— Start Records —
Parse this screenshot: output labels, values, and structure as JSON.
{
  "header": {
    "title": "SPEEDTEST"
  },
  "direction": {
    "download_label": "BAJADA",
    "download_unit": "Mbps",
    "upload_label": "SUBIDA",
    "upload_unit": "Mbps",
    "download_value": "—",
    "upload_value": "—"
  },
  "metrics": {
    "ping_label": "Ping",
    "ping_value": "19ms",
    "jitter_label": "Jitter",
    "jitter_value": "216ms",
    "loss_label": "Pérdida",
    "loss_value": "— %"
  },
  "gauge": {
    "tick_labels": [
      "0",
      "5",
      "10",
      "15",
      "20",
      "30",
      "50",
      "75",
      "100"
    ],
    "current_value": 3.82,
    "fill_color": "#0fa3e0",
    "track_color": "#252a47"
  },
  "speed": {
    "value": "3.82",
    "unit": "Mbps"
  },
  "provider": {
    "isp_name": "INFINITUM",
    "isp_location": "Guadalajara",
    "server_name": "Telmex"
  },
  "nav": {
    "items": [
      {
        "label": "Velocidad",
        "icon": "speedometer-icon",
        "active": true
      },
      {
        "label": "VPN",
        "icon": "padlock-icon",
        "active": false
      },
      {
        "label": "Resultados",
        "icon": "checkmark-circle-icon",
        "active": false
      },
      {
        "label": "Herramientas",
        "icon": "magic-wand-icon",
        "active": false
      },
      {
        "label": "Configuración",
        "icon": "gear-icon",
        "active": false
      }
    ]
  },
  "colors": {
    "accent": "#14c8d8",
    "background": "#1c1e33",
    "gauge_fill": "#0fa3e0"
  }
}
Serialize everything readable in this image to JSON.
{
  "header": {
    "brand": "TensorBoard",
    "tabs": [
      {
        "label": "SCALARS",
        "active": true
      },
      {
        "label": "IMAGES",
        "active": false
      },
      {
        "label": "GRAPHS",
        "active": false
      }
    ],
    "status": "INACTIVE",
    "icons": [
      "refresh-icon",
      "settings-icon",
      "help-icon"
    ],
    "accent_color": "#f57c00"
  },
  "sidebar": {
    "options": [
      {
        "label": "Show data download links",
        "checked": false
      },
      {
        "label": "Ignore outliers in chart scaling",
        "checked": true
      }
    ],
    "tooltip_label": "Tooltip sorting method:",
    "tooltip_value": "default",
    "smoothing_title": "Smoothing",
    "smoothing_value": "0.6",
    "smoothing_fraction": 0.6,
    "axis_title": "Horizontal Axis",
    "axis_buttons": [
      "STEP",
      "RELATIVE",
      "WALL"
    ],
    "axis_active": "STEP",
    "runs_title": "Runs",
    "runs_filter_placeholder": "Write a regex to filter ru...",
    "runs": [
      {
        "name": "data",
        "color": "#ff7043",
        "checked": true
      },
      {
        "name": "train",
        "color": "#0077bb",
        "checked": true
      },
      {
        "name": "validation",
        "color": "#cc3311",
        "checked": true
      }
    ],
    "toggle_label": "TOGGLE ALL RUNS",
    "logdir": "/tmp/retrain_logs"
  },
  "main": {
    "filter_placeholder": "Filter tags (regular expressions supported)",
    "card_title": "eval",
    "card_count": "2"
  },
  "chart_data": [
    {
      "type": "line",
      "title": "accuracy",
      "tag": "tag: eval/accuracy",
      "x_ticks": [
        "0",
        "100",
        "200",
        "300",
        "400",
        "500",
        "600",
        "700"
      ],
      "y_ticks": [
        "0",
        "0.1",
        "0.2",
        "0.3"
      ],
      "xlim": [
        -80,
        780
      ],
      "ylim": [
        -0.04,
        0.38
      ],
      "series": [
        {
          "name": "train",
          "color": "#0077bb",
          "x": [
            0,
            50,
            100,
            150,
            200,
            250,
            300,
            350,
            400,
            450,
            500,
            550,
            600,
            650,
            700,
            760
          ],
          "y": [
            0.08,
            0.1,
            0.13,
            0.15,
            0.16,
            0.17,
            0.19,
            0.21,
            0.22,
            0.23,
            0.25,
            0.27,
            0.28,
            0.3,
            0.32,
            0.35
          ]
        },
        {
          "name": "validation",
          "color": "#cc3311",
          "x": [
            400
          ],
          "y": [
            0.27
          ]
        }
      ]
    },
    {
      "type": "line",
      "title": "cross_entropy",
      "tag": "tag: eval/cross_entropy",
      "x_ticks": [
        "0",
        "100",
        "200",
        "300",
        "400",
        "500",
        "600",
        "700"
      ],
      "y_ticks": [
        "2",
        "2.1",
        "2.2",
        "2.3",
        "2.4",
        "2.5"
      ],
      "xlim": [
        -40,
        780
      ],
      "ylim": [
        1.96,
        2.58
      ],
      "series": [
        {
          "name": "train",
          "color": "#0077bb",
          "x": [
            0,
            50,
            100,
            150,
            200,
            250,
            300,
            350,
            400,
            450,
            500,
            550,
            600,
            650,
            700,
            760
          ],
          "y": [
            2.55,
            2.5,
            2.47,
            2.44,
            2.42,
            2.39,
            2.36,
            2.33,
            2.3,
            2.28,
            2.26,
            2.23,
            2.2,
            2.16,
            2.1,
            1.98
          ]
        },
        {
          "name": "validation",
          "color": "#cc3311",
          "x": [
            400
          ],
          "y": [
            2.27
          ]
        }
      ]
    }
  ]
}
— End Records —
# Exercise task
Set every line of the listing down word for word.

# Solution below
Parse this screenshot: output labels, values, and structure as JSON.
{
  "header": {
    "title": "SPEEDTEST"
  },
  "direction": {
    "download_label": "BAJADA",
    "download_unit": "Mbps",
    "upload_label": "SUBIDA",
    "upload_unit": "Mbps",
    "download_value": "—",
    "upload_value": "—"
  },
  "metrics": {
    "ping_label": "Ping",
    "ping_value": "19ms",
    "jitter_label": "Jitter",
    "jitter_value": "216ms",
    "loss_label": "Pérdida",
    "loss_value": "— %"
  },
  "gauge": {
    "tick_labels": [
      "0",
      "5",
      "10",
      "15",
      "20",
      "30",
      "50",
      "75",
      "100"
    ],
    "current_value": 3.82,
    "fill_color": "#0fa3e0",
    "track_color": "#252a47"
  },
  "speed": {
    "value": "3.82",
    "unit": "Mbps"
  },
  "provider": {
    "isp_name": "INFINITUM",
    "isp_location": "Guadalajara",
    "server_name": "Telmex"
  },
  "nav": {
    "items": [
      {
        "label": "Velocidad",
        "icon": "speedometer-icon",
        "active": true
      },
      {
        "label": "VPN",
        "icon": "padlock-icon",
        "active": false
      },
      {
        "label": "Resultados",
        "icon": "checkmark-circle-icon",
        "active": false
      },
      {
        "label": "Herramientas",
        "icon": "magic-wand-icon",
        "active": false
      },
      {
        "label": "Configuración",
        "icon": "gear-icon",
        "active": false
      }
    ]
  },
  "colors": {
    "accent": "#14c8d8",
    "background": "#1c1e33",
    "gauge_fill": "#0fa3e0"
  }
}
Serialize everything readable in this image to JSON.
{
  "header": {
    "brand": "TensorBoard",
    "tabs": [
      {
        "label": "SCALARS",
        "active": true
      },
      {
        "label": "IMAGES",
        "active": false
      },
      {
        "label": "GRAPHS",
        "active": false
      }
    ],
    "status": "INACTIVE",
    "icons": [
      "refresh-icon",
      "settings-icon",
      "help-icon"
    ],
    "accent_color": "#f57c00"
  },
  "sidebar": {
    "options": [
      {
        "label": "Show data download links",
        "checked": false
      },
      {
        "label": "Ignore outliers in chart scaling",
        "checked": true
      }
    ],
    "tooltip_label": "Tooltip sorting method:",
    "tooltip_value": "default",
    "smoothing_title": "Smoothing",
    "smoothing_value": "0.6",
    "smoothing_fraction": 0.6,
    "axis_title": "Horizontal Axis",
    "axis_buttons": [
      "STEP",
      "RELATIVE",
      "WALL"
    ],
    "axis_active": "STEP",
    "runs_title": "Runs",
    "runs_filter_placeholder": "Write a regex to filter ru...",
    "runs": [
      {
        "name": "data",
        "color": "#ff7043",
        "checked": true
      },
      {
        "name": "train",
        "color": "#0077bb",
        "checked": true
      },
      {
        "name": "validation",
        "color": "#cc3311",
        "checked": true
      }
    ],
    "toggle_label": "TOGGLE ALL RUNS",
    "logdir": "/tmp/retrain_logs"
  },
  "main": {
    "filter_placeholder": "Filter tags (regular expressions supported)",
    "card_title": "eval",
    "card_count": "2"
  },
  "chart_data": [
    {
      "type": "line",
      "title": "accuracy",
      "tag": "tag: eval/accuracy",
      "x_ticks": [
        "0",
        "100",
        "200",
        "300",
        "400",
        "500",
        "600",
        "700"
      ],
      "y_ticks": [
        "0",
        "0.1",
        "0.2",
        "0.3"
      ],
      "xlim": [
        -80,
        780
      ],
      "ylim": [
        -0.04,
        0.38
      ],
      "series": [
        {
          "name": "train",
          "color": "#0077bb",
          "x": [
            0,
            50,
            100,
            150,
            200,
            250,
            300,
            350,
            400,
            450,
            500,
            550,
            600,
            650,
            700,
            760
          ],
          "y": [
            0.08,
            0.1,
            0.13,
            0.15,
            0.16,
            0.17,
            0.19,
            0.21,
            0.22,
            0.23,
            0.25,
            0.27,
            0.28,
            0.3,
            0.32,
            0.35
          ]
        },
        {
          "name": "validation",
          "color": "#cc3311",
          "x": [
            400
          ],
          "y": [
            0.27
          ]
        }
      ]
    },
    {
      "type": "line",
      "title": "cross_entropy",
      "tag": "tag: eval/cross_entropy",
      "x_ticks": [
        "0",
        "100",
        "200",
        "300",
        "400",
        "500",
        "600",
        "700"
      ],
      "y_ticks": [
        "2",
        "2.1",
        "2.2",
        "2.3",
        "2.4",
        "2.5"
      ],
      "xlim": [
        -40,
        780
      ],
      "ylim": [
        1.96,
        2.58
      ],
      "series": [
        {
          "name": "train",
          "color": "#0077bb",
          "x": [
            0,
            50,
            100,
            150,
            200,
            250,
            300,
            350,
            400,
            450,
            500,
            550,
            600,
            650,
            700,
            760
          ],
          "y": [
            2.55,
            2.5,
            2.47,
            2.44,
            2.42,
            2.39,
            2.36,
            2.33,
            2.3,
            2.28,
            2.26,
            2.23,
            2.2,
            2.16,
            2.1,
            1.98
          ]
        },
        {
          "name": "validation",
          "color": "#cc3311",
          "x": [
            400
          ],
          "y": [
            2.27
          ]
        }
      ]
    }
  ]
}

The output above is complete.